### WHAT THE TASK ASKS
Locate each line holding the string "width" and copy it.

________________

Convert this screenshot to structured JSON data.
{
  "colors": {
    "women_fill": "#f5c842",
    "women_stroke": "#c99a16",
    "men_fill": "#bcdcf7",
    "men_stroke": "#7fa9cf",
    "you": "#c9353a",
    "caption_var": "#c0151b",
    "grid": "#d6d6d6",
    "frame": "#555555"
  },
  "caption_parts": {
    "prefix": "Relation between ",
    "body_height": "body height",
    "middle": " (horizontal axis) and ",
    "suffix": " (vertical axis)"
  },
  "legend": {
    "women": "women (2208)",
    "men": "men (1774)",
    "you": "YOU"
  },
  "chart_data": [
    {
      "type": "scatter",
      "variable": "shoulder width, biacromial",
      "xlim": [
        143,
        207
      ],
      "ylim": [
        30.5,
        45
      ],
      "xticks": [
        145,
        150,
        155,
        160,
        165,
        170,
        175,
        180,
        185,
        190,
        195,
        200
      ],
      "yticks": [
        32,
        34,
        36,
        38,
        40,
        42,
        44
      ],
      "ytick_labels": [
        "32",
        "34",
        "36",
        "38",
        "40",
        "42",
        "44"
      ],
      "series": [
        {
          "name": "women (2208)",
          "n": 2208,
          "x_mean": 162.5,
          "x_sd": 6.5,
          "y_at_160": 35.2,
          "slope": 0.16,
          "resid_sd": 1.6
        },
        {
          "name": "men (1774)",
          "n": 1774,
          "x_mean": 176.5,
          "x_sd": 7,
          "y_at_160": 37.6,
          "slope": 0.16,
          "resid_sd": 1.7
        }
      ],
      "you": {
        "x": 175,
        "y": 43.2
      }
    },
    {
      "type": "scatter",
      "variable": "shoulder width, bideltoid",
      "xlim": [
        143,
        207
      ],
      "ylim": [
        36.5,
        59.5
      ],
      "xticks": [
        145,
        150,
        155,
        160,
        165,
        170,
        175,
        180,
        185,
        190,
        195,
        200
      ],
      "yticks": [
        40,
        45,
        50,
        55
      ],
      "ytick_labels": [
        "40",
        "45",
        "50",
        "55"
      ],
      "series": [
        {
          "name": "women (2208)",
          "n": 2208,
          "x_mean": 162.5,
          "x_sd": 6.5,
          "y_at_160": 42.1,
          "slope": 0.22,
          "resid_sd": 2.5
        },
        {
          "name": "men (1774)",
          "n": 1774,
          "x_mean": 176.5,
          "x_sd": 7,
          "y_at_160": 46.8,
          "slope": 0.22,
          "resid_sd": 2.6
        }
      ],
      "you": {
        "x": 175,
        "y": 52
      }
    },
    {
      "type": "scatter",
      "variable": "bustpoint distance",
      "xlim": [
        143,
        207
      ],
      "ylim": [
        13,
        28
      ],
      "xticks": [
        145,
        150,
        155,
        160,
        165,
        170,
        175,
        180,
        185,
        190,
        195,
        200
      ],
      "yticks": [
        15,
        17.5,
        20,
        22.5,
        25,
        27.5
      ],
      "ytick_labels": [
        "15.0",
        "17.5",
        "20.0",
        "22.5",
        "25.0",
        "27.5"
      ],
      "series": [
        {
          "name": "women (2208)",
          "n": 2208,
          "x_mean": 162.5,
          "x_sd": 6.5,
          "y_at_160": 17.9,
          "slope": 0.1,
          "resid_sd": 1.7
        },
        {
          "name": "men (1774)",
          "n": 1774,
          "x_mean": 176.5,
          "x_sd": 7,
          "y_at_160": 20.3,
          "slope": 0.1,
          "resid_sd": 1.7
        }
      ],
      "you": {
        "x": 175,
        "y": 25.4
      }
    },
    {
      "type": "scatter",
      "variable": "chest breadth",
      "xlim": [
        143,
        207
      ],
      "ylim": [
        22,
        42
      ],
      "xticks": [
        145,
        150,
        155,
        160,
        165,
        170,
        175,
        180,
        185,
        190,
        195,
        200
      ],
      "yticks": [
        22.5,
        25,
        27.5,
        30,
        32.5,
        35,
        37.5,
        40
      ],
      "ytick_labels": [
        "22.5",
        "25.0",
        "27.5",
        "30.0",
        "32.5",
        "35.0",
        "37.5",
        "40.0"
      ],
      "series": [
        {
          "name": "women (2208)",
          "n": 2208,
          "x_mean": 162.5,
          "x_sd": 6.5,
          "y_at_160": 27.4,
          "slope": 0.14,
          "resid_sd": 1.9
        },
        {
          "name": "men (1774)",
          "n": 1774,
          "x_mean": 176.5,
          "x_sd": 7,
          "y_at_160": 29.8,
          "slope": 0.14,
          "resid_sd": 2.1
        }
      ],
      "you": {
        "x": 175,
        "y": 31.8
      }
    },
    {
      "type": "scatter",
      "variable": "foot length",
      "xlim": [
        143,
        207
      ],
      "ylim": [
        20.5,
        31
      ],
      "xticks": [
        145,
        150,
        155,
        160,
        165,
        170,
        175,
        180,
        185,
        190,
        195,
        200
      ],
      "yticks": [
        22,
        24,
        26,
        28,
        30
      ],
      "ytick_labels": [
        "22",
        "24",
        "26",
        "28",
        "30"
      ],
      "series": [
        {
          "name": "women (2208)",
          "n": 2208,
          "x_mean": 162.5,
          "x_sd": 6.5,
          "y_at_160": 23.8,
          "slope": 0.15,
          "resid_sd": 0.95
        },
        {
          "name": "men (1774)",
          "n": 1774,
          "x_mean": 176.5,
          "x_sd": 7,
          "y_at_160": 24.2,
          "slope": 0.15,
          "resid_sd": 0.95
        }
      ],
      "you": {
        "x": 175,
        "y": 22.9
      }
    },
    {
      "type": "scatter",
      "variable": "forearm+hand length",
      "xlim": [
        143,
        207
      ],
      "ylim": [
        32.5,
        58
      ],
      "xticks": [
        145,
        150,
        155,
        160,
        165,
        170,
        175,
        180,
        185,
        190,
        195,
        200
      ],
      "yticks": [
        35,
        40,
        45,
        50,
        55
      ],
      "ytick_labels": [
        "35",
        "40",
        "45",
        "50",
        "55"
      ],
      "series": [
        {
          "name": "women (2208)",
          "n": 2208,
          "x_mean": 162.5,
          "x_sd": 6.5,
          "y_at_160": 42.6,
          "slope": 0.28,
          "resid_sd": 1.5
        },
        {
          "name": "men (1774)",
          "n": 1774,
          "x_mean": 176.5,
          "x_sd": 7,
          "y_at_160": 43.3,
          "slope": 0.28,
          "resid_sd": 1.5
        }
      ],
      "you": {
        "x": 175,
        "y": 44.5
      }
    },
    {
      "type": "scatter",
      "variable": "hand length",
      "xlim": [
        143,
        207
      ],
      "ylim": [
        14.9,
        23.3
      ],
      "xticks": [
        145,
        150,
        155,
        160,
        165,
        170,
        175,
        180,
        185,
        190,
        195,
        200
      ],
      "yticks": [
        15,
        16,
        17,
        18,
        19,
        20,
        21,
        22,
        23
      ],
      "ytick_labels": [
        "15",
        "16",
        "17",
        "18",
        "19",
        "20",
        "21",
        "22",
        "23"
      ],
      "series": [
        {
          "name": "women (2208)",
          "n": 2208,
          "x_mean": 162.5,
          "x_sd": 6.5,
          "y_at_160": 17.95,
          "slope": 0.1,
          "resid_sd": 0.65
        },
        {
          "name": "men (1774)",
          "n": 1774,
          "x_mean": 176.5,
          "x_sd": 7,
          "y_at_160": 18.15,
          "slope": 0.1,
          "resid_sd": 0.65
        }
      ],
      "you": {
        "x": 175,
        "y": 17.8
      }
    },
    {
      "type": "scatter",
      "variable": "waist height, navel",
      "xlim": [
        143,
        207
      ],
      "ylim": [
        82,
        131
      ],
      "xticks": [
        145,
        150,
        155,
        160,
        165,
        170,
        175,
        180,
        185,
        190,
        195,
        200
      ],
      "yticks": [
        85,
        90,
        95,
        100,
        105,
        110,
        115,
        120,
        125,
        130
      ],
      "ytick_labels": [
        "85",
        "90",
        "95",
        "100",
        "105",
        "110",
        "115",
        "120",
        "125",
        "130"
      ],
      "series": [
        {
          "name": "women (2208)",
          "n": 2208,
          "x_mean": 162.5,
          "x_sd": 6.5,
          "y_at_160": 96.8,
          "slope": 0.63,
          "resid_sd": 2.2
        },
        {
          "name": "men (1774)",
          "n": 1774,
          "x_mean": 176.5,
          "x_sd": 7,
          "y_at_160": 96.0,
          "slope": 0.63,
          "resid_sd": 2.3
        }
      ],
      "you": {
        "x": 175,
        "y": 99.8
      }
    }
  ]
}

________________

### REPLY
      "variable": "shoulder width, biacromial",
      "variable": "shoulder width, bideltoid",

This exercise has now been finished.